* _Problem to work on_:
Take all the material and copy it exactly.

+ + + + + + +

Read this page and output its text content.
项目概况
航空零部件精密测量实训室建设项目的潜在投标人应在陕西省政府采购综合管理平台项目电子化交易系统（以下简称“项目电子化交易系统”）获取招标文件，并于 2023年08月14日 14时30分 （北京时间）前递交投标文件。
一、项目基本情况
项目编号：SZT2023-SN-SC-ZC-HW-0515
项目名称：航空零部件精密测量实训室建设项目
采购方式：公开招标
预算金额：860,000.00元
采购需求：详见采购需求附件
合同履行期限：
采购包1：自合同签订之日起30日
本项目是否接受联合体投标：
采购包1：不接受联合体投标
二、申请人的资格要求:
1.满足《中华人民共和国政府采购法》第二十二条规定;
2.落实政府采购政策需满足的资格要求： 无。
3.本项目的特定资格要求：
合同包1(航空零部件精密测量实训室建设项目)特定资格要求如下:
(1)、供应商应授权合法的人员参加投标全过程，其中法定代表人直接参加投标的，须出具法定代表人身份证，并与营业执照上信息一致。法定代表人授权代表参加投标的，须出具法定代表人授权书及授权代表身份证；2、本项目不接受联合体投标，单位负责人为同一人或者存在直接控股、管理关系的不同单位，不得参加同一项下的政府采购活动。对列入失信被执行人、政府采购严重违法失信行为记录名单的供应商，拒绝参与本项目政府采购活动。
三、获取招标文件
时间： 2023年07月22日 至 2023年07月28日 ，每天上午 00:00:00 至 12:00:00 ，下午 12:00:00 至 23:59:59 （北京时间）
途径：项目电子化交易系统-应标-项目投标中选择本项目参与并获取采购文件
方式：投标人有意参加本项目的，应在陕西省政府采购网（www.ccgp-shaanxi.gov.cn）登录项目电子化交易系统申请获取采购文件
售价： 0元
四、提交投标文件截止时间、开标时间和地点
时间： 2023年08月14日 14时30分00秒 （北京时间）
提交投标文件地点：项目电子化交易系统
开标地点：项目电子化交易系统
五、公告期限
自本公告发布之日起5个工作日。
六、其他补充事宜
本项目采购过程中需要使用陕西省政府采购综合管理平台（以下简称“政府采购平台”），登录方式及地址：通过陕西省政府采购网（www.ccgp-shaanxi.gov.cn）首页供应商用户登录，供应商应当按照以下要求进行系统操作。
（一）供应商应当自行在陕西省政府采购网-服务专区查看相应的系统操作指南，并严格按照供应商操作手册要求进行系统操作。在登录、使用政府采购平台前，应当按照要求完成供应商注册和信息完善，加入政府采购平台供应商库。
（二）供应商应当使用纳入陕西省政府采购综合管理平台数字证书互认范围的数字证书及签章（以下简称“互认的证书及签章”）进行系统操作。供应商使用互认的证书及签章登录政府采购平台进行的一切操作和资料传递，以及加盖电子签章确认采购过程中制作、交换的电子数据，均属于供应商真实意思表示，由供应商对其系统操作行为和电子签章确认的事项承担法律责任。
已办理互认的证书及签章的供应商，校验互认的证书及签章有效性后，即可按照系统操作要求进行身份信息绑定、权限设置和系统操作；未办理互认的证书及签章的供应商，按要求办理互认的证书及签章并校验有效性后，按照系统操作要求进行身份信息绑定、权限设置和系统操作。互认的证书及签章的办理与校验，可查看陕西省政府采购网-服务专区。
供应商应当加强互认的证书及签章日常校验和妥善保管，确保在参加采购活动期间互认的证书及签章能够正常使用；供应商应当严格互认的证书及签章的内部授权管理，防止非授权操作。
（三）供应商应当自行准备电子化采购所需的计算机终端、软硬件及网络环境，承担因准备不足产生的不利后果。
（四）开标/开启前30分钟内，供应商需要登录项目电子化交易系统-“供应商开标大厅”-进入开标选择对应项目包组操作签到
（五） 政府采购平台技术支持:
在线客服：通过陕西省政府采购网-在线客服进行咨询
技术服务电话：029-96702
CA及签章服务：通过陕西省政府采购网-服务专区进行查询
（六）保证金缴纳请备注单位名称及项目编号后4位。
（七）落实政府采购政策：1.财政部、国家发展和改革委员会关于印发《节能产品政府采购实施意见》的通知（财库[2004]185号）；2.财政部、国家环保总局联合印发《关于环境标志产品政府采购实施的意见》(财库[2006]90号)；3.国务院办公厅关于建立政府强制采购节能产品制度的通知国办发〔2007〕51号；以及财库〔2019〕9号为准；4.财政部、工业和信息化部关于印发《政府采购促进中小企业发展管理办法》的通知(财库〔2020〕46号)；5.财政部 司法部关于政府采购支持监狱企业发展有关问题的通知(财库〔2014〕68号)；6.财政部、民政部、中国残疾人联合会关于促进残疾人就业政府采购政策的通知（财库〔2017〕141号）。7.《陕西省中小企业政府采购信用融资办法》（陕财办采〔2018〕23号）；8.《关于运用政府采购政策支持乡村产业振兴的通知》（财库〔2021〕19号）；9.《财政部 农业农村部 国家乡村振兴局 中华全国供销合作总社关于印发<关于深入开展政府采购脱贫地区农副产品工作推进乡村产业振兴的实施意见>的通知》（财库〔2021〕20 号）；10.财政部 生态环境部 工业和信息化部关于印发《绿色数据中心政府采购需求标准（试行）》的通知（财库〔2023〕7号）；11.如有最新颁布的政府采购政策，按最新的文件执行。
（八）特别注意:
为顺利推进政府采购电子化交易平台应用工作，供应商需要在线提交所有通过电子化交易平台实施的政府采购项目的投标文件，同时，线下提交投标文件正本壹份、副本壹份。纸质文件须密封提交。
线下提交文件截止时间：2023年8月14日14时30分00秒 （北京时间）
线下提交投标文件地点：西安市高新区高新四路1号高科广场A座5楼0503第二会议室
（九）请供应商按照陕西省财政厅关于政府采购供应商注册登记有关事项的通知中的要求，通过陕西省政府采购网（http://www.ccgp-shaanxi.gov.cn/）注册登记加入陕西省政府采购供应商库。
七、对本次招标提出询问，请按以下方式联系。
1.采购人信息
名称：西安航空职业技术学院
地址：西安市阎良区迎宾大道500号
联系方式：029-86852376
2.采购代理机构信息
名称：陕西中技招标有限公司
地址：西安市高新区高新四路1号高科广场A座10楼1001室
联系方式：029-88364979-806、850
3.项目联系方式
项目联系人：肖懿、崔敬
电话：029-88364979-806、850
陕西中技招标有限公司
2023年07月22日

+ + + + + + +

* _Solution for this exercise_:
Read this page and output its text content.
项目概况
航空零部件精密测量实训室建设项目的潜在投标人应在陕西省政府采购综合管理平台项目电子化交易系统（以下简称“项目电子化交易系统”）获取招标文件，并于 2023年08月14日 14时30分 （北京时间）前递交投标文件。
一、项目基本情况
项目编号：SZT2023-SN-SC-ZC-HW-0515
项目名称：航空零部件精密测量实训室建设项目
采购方式：公开招标
预算金额：860,000.00元
采购需求：详见采购需求附件
合同履行期限：
采购包1：自合同签订之日起30日
本项目是否接受联合体投标：
采购包1：不接受联合体投标
二、申请人的资格要求:
1.满足《中华人民共和国政府采购法》第二十二条规定;
2.落实政府采购政策需满足的资格要求： 无。
3.本项目的特定资格要求：
合同包1(航空零部件精密测量实训室建设项目)特定资格要求如下:
(1)、供应商应授权合法的人员参加投标全过程，其中法定代表人直接参加投标的，须出具法定代表人身份证，并与营业执照上信息一致。法定代表人授权代表参加投标的，须出具法定代表人授权书及授权代表身份证；2、本项目不接受联合体投标，单位负责人为同一人或者存在直接控股、管理关系的不同单位，不得参加同一项下的政府采购活动。对列入失信被执行人、政府采购严重违法失信行为记录名单的供应商，拒绝参与本项目政府采购活动。
三、获取招标文件
时间： 2023年07月22日 至 2023年07月28日 ，每天上午 00:00:00 至 12:00:00 ，下午 12:00:00 至 23:59:59 （北京时间）
途径：项目电子化交易系统-应标-项目投标中选择本项目参与并获取采购文件
方式：投标人有意参加本项目的，应在陕西省政府采购网（www.ccgp-shaanxi.gov.cn）登录项目电子化交易系统申请获取采购文件
售价： 0元
四、提交投标文件截止时间、开标时间和地点
时间： 2023年08月14日 14时30分00秒 （北京时间）
提交投标文件地点：项目电子化交易系统
开标地点：项目电子化交易系统
五、公告期限
自本公告发布之日起5个工作日。
六、其他补充事宜
本项目采购过程中需要使用陕西省政府采购综合管理平台（以下简称“政府采购平台”），登录方式及地址：通过陕西省政府采购网（www.ccgp-shaanxi.gov.cn）首页供应商用户登录，供应商应当按照以下要求进行系统操作。
（一）供应商应当自行在陕西省政府采购网-服务专区查看相应的系统操作指南，并严格按照供应商操作手册要求进行系统操作。在登录、使用政府采购平台前，应当按照要求完成供应商注册和信息完善，加入政府采购平台供应商库。
（二）供应商应当使用纳入陕西省政府采购综合管理平台数字证书互认范围的数字证书及签章（以下简称“互认的证书及签章”）进行系统操作。供应商使用互认的证书及签章登录政府采购平台进行的一切操作和资料传递，以及加盖电子签章确认采购过程中制作、交换的电子数据，均属于供应商真实意思表示，由供应商对其系统操作行为和电子签章确认的事项承担法律责任。
已办理互认的证书及签章的供应商，校验互认的证书及签章有效性后，即可按照系统操作要求进行身份信息绑定、权限设置和系统操作；未办理互认的证书及签章的供应商，按要求办理互认的证书及签章并校验有效性后，按照系统操作要求进行身份信息绑定、权限设置和系统操作。互认的证书及签章的办理与校验，可查看陕西省政府采购网-服务专区。
供应商应当加强互认的证书及签章日常校验和妥善保管，确保在参加采购活动期间互认的证书及签章能够正常使用；供应商应当严格互认的证书及签章的内部授权管理，防止非授权操作。
（三）供应商应当自行准备电子化采购所需的计算机终端、软硬件及网络环境，承担因准备不足产生的不利后果。
（四）开标/开启前30分钟内，供应商需要登录项目电子化交易系统-“供应商开标大厅”-进入开标选择对应项目包组操作签到
（五） 政府采购平台技术支持:
在线客服：通过陕西省政府采购网-在线客服进行咨询
技术服务电话：029-96702
CA及签章服务：通过陕西省政府采购网-服务专区进行查询
（六）保证金缴纳请备注单位名称及项目编号后4位。
（七）落实政府采购政策：1.财政部、国家发展和改革委员会关于印发《节能产品政府采购实施意见》的通知（财库[2004]185号）；2.财政部、国家环保总局联合印发《关于环境标志产品政府采购实施的意见》(财库[2006]90号)；3.国务院办公厅关于建立政府强制采购节能产品制度的通知国办发〔2007〕51号；以及财库〔2019〕9号为准；4.财政部、工业和信息化部关于印发《政府采购促进中小企业发展管理办法》的通知(财库〔2020〕46号)；5.财政部 司法部关于政府采购支持监狱企业发展有关问题的通知(财库〔2014〕68号)；6.财政部、民政部、中国残疾人联合会关于促进残疾人就业政府采购政策的通知（财库〔2017〕141号）。7.《陕西省中小企业政府采购信用融资办法》（陕财办采〔2018〕23号）；8.《关于运用政府采购政策支持乡村产业振兴的通知》（财库〔2021〕19号）；9.《财政部 农业农村部 国家乡村振兴局 中华全国供销合作总社关于印发<关于深入开展政府采购脱贫地区农副产品工作推进乡村产业振兴的实施意见>的通知》（财库〔2021〕20 号）；10.财政部 生态环境部 工业和信息化部关于印发《绿色数据中心政府采购需求标准（试行）》的通知（财库〔2023〕7号）；11.如有最新颁布的政府采购政策，按最新的文件执行。
（八）特别注意:
为顺利推进政府采购电子化交易平台应用工作，供应商需要在线提交所有通过电子化交易平台实施的政府采购项目的投标文件，同时，线下提交投标文件正本壹份、副本壹份。纸质文件须密封提交。
线下提交文件截止时间：2023年8月14日14时30分00秒 （北京时间）
线下提交投标文件地点：西安市高新区高新四路1号高科广场A座5楼0503第二会议室
（九）请供应商按照陕西省财政厅关于政府采购供应商注册登记有关事项的通知中的要求，通过陕西省政府采购网（http://www.ccgp-shaanxi.gov.cn/）注册登记加入陕西省政府采购供应商库。
七、对本次招标提出询问，请按以下方式联系。
1.采购人信息
名称：西安航空职业技术学院
地址：西安市阎良区迎宾大道500号
联系方式：029-86852376
2.采购代理机构信息
名称：陕西中技招标有限公司
地址：西安市高新区高新四路1号高科广场A座10楼1001室
联系方式：029-88364979-806、850
3.项目联系方式
项目联系人：肖懿、崔敬
电话：029-88364979-806、850
陕西中技招标有限公司
2023年07月22日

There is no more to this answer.